Aim
Repeat the material exactly, leaving nothing out.

···

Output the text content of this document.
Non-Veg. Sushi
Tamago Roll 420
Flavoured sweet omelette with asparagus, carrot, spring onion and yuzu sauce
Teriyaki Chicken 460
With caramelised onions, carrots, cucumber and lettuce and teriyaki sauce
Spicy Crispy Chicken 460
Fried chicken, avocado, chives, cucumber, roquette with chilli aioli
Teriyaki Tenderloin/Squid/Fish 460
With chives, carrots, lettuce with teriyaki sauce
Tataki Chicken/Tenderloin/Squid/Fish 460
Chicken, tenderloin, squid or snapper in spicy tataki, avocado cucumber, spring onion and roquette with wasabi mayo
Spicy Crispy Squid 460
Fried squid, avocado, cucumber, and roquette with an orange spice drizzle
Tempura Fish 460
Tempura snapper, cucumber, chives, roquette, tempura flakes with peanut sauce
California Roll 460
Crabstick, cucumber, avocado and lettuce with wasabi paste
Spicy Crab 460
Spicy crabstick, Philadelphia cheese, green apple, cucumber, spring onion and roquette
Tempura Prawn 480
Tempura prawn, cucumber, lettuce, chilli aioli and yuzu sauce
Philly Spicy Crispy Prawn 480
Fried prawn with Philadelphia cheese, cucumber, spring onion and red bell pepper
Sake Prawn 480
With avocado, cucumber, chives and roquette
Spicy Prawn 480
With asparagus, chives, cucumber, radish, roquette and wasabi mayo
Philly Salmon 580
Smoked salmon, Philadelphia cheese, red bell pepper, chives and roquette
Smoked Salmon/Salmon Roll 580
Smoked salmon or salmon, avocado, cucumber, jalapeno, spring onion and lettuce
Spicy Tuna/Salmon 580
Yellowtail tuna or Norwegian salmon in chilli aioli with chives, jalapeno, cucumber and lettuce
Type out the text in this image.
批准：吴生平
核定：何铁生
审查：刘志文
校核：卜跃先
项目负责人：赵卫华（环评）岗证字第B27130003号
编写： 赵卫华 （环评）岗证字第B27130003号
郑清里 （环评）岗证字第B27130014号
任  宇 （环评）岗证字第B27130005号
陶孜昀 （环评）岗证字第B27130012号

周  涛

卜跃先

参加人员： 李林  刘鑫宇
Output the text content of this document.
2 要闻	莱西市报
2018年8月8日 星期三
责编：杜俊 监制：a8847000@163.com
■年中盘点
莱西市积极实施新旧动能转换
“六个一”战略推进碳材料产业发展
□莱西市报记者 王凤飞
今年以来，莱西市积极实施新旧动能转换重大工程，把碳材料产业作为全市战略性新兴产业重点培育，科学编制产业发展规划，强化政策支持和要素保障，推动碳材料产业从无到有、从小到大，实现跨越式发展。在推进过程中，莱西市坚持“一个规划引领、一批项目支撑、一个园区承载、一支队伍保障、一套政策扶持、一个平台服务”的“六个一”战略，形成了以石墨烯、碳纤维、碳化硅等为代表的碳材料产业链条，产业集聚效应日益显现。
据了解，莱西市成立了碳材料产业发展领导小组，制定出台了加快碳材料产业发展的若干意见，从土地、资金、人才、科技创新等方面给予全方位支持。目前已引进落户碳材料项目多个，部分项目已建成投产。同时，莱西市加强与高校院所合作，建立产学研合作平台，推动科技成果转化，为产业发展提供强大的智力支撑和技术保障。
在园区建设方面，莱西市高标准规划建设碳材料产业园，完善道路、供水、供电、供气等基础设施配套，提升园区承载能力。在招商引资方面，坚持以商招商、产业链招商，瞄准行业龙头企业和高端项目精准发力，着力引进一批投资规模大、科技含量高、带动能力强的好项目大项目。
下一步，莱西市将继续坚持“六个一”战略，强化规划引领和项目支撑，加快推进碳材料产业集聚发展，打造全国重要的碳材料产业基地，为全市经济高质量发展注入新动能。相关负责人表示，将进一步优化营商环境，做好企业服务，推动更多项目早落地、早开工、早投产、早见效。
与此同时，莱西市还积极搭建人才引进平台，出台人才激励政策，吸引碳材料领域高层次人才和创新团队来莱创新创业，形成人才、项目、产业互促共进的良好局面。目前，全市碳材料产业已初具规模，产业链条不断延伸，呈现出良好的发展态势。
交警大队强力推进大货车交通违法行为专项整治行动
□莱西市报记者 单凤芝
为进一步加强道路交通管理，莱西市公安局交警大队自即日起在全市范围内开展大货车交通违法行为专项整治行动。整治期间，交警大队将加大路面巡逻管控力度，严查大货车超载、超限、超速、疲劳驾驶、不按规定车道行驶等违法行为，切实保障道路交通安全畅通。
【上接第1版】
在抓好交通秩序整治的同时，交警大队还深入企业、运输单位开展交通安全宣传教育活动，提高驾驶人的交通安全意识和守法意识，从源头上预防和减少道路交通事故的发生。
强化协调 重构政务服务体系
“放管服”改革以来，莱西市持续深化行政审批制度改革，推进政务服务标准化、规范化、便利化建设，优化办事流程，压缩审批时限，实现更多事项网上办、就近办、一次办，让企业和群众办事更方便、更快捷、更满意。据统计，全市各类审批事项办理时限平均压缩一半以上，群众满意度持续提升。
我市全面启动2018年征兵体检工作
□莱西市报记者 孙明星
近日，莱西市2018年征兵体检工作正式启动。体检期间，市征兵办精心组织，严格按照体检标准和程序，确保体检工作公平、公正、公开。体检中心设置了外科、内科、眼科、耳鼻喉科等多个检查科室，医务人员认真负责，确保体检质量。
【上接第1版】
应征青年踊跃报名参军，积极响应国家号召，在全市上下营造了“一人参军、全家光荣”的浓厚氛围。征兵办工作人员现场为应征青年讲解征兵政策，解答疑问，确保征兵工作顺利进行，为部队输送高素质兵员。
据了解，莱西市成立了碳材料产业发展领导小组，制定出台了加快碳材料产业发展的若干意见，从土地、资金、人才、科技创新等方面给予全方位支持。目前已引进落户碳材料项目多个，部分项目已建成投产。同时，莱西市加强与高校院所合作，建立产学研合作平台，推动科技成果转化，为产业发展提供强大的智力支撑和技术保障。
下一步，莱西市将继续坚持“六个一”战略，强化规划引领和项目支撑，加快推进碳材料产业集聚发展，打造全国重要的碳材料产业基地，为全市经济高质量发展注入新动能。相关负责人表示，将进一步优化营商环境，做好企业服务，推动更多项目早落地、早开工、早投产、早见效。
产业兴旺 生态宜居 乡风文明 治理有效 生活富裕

···

Correct result
Output the text content of this document.
Non-Veg. Sushi
Tamago Roll 420
Flavoured sweet omelette with asparagus, carrot, spring onion and yuzu sauce
Teriyaki Chicken 460
With caramelised onions, carrots, cucumber and lettuce and teriyaki sauce
Spicy Crispy Chicken 460
Fried chicken, avocado, chives, cucumber, roquette with chilli aioli
Teriyaki Tenderloin/Squid/Fish 460
With chives, carrots, lettuce with teriyaki sauce
Tataki Chicken/Tenderloin/Squid/Fish 460
Chicken, tenderloin, squid or snapper in spicy tataki, avocado cucumber, spring onion and roquette with wasabi mayo
Spicy Crispy Squid 460
Fried squid, avocado, cucumber, and roquette with an orange spice drizzle
Tempura Fish 460
Tempura snapper, cucumber, chives, roquette, tempura flakes with peanut sauce
California Roll 460
Crabstick, cucumber, avocado and lettuce with wasabi paste
Spicy Crab 460
Spicy crabstick, Philadelphia cheese, green apple, cucumber, spring onion and roquette
Tempura Prawn 480
Tempura prawn, cucumber, lettuce, chilli aioli and yuzu sauce
Philly Spicy Crispy Prawn 480
Fried prawn with Philadelphia cheese, cucumber, spring onion and red bell pepper
Sake Prawn 480
With avocado, cucumber, chives and roquette
Spicy Prawn 480
With asparagus, chives, cucumber, radish, roquette and wasabi mayo
Philly Salmon 580
Smoked salmon, Philadelphia cheese, red bell pepper, chives and roquette
Smoked Salmon/Salmon Roll 580
Smoked salmon or salmon, avocado, cucumber, jalapeno, spring onion and lettuce
Spicy Tuna/Salmon 580
Yellowtail tuna or Norwegian salmon in chilli aioli with chives, jalapeno, cucumber and lettuce
Type out the text in this image.
批准：吴生平
核定：何铁生
审查：刘志文
校核：卜跃先
项目负责人：赵卫华（环评）岗证字第B27130003号
编写： 赵卫华 （环评）岗证字第B27130003号
郑清里 （环评）岗证字第B27130014号
任  宇 （环评）岗证字第B27130005号
陶孜昀 （环评）岗证字第B27130012号

周  涛

卜跃先

参加人员： 李林  刘鑫宇
Output the text content of this document.
2 要闻	莱西市报
2018年8月8日 星期三
责编：杜俊 监制：a8847000@163.com
■年中盘点
莱西市积极实施新旧动能转换
“六个一”战略推进碳材料产业发展
□莱西市报记者 王凤飞
今年以来，莱西市积极实施新旧动能转换重大工程，把碳材料产业作为全市战略性新兴产业重点培育，科学编制产业发展规划，强化政策支持和要素保障，推动碳材料产业从无到有、从小到大，实现跨越式发展。在推进过程中，莱西市坚持“一个规划引领、一批项目支撑、一个园区承载、一支队伍保障、一套政策扶持、一个平台服务”的“六个一”战略，形成了以石墨烯、碳纤维、碳化硅等为代表的碳材料产业链条，产业集聚效应日益显现。
据了解，莱西市成立了碳材料产业发展领导小组，制定出台了加快碳材料产业发展的若干意见，从土地、资金、人才、科技创新等方面给予全方位支持。目前已引进落户碳材料项目多个，部分项目已建成投产。同时，莱西市加强与高校院所合作，建立产学研合作平台，推动科技成果转化，为产业发展提供强大的智力支撑和技术保障。
在园区建设方面，莱西市高标准规划建设碳材料产业园，完善道路、供水、供电、供气等基础设施配套，提升园区承载能力。在招商引资方面，坚持以商招商、产业链招商，瞄准行业龙头企业和高端项目精准发力，着力引进一批投资规模大、科技含量高、带动能力强的好项目大项目。
下一步，莱西市将继续坚持“六个一”战略，强化规划引领和项目支撑，加快推进碳材料产业集聚发展，打造全国重要的碳材料产业基地，为全市经济高质量发展注入新动能。相关负责人表示，将进一步优化营商环境，做好企业服务，推动更多项目早落地、早开工、早投产、早见效。
与此同时，莱西市还积极搭建人才引进平台，出台人才激励政策，吸引碳材料领域高层次人才和创新团队来莱创新创业，形成人才、项目、产业互促共进的良好局面。目前，全市碳材料产业已初具规模，产业链条不断延伸，呈现出良好的发展态势。
交警大队强力推进大货车交通违法行为专项整治行动
□莱西市报记者 单凤芝
为进一步加强道路交通管理，莱西市公安局交警大队自即日起在全市范围内开展大货车交通违法行为专项整治行动。整治期间，交警大队将加大路面巡逻管控力度，严查大货车超载、超限、超速、疲劳驾驶、不按规定车道行驶等违法行为，切实保障道路交通安全畅通。
【上接第1版】
在抓好交通秩序整治的同时，交警大队还深入企业、运输单位开展交通安全宣传教育活动，提高驾驶人的交通安全意识和守法意识，从源头上预防和减少道路交通事故的发生。
强化协调 重构政务服务体系
“放管服”改革以来，莱西市持续深化行政审批制度改革，推进政务服务标准化、规范化、便利化建设，优化办事流程，压缩审批时限，实现更多事项网上办、就近办、一次办，让企业和群众办事更方便、更快捷、更满意。据统计，全市各类审批事项办理时限平均压缩一半以上，群众满意度持续提升。
我市全面启动2018年征兵体检工作
□莱西市报记者 孙明星
近日，莱西市2018年征兵体检工作正式启动。体检期间，市征兵办精心组织，严格按照体检标准和程序，确保体检工作公平、公正、公开。体检中心设置了外科、内科、眼科、耳鼻喉科等多个检查科室，医务人员认真负责，确保体检质量。
【上接第1版】
应征青年踊跃报名参军，积极响应国家号召，在全市上下营造了“一人参军、全家光荣”的浓厚氛围。征兵办工作人员现场为应征青年讲解征兵政策，解答疑问，确保征兵工作顺利进行，为部队输送高素质兵员。
据了解，莱西市成立了碳材料产业发展领导小组，制定出台了加快碳材料产业发展的若干意见，从土地、资金、人才、科技创新等方面给予全方位支持。目前已引进落户碳材料项目多个，部分项目已建成投产。同时，莱西市加强与高校院所合作，建立产学研合作平台，推动科技成果转化，为产业发展提供强大的智力支撑和技术保障。
下一步，莱西市将继续坚持“六个一”战略，强化规划引领和项目支撑，加快推进碳材料产业集聚发展，打造全国重要的碳材料产业基地，为全市经济高质量发展注入新动能。相关负责人表示，将进一步优化营商环境，做好企业服务，推动更多项目早落地、早开工、早投产、早见效。
产业兴旺 生态宜居 乡风文明 治理有效 生活富裕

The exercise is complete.